Exercise brief ▸ Reproduce the listing below in its entirety. Change nothing.

(Data excerpts)
==*==

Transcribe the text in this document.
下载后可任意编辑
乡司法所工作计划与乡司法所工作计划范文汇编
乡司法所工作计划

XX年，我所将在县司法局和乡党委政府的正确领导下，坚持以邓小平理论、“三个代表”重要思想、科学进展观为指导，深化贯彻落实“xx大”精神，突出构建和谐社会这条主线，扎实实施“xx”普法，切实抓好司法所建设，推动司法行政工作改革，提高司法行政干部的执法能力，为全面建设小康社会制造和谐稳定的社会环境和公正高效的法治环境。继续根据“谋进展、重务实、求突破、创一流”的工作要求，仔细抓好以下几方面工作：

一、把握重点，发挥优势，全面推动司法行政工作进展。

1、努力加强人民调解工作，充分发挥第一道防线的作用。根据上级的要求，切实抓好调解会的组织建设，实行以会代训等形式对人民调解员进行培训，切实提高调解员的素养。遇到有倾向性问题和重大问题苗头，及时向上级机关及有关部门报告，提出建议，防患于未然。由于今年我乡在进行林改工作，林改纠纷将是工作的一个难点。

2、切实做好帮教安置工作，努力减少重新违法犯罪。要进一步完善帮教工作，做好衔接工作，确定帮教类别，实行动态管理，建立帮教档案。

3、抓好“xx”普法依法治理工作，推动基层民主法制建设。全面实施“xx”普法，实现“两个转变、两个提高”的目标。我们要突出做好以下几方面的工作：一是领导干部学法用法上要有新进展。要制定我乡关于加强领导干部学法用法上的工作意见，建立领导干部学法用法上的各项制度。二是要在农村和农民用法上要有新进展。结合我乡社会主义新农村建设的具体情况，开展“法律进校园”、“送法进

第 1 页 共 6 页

==*==

Task output ▸
Transcribe the text in this document.
下载后可任意编辑
乡司法所工作计划与乡司法所工作计划范文汇编
乡司法所工作计划

XX年，我所将在县司法局和乡党委政府的正确领导下，坚持以邓小平理论、“三个代表”重要思想、科学进展观为指导，深化贯彻落实“xx大”精神，突出构建和谐社会这条主线，扎实实施“xx”普法，切实抓好司法所建设，推动司法行政工作改革，提高司法行政干部的执法能力，为全面建设小康社会制造和谐稳定的社会环境和公正高效的法治环境。继续根据“谋进展、重务实、求突破、创一流”的工作要求，仔细抓好以下几方面工作：

一、把握重点，发挥优势，全面推动司法行政工作进展。

1、努力加强人民调解工作，充分发挥第一道防线的作用。根据上级的要求，切实抓好调解会的组织建设，实行以会代训等形式对人民调解员进行培训，切实提高调解员的素养。遇到有倾向性问题和重大问题苗头，及时向上级机关及有关部门报告，提出建议，防患于未然。由于今年我乡在进行林改工作，林改纠纷将是工作的一个难点。

2、切实做好帮教安置工作，努力减少重新违法犯罪。要进一步完善帮教工作，做好衔接工作，确定帮教类别，实行动态管理，建立帮教档案。

3、抓好“xx”普法依法治理工作，推动基层民主法制建设。全面实施“xx”普法，实现“两个转变、两个提高”的目标。我们要突出做好以下几方面的工作：一是领导干部学法用法上要有新进展。要制定我乡关于加强领导干部学法用法上的工作意见，建立领导干部学法用法上的各项制度。二是要在农村和农民用法上要有新进展。结合我乡社会主义新农村建设的具体情况，开展“法律进校园”、“送法进

第 1 页 共 6 页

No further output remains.